▶ What is needed
Skip the images and copy each record exactly as written.
* begin Data excerpts *
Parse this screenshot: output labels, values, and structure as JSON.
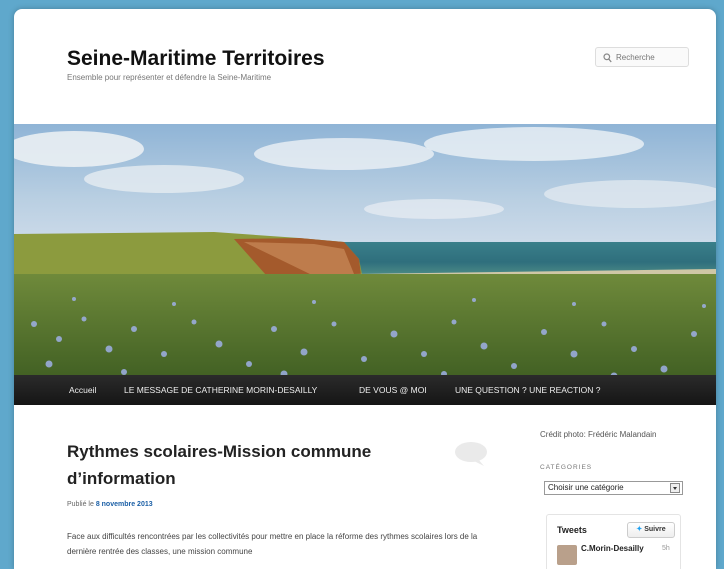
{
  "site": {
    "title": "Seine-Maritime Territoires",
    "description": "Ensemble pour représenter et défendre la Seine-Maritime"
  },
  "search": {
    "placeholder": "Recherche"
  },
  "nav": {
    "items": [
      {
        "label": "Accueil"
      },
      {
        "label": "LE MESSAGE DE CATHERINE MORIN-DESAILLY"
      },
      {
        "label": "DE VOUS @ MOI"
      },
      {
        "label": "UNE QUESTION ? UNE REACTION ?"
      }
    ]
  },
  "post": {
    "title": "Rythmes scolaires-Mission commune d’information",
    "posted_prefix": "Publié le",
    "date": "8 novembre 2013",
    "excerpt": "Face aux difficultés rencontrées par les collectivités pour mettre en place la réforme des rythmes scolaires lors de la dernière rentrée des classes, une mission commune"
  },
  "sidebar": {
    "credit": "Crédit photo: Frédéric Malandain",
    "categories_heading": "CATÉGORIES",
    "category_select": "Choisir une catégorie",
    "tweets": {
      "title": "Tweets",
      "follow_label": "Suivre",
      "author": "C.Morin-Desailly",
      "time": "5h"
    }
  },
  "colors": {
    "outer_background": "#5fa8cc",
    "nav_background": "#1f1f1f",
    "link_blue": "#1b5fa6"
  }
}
* end Data excerpts *
▶ Reply to the exercise
Parse this screenshot: output labels, values, and structure as JSON.
{
  "site": {
    "title": "Seine-Maritime Territoires",
    "description": "Ensemble pour représenter et défendre la Seine-Maritime"
  },
  "search": {
    "placeholder": "Recherche"
  },
  "nav": {
    "items": [
      {
        "label": "Accueil"
      },
      {
        "label": "LE MESSAGE DE CATHERINE MORIN-DESAILLY"
      },
      {
        "label": "DE VOUS @ MOI"
      },
      {
        "label": "UNE QUESTION ? UNE REACTION ?"
      }
    ]
  },
  "post": {
    "title": "Rythmes scolaires-Mission commune d’information",
    "posted_prefix": "Publié le",
    "date": "8 novembre 2013",
    "excerpt": "Face aux difficultés rencontrées par les collectivités pour mettre en place la réforme des rythmes scolaires lors de la dernière rentrée des classes, une mission commune"
  },
  "sidebar": {
    "credit": "Crédit photo: Frédéric Malandain",
    "categories_heading": "CATÉGORIES",
    "category_select": "Choisir une catégorie",
    "tweets": {
      "title": "Tweets",
      "follow_label": "Suivre",
      "author": "C.Morin-Desailly",
      "time": "5h"
    }
  },
  "colors": {
    "outer_background": "#5fa8cc",
    "nav_background": "#1f1f1f",
    "link_blue": "#1b5fa6"
  }
}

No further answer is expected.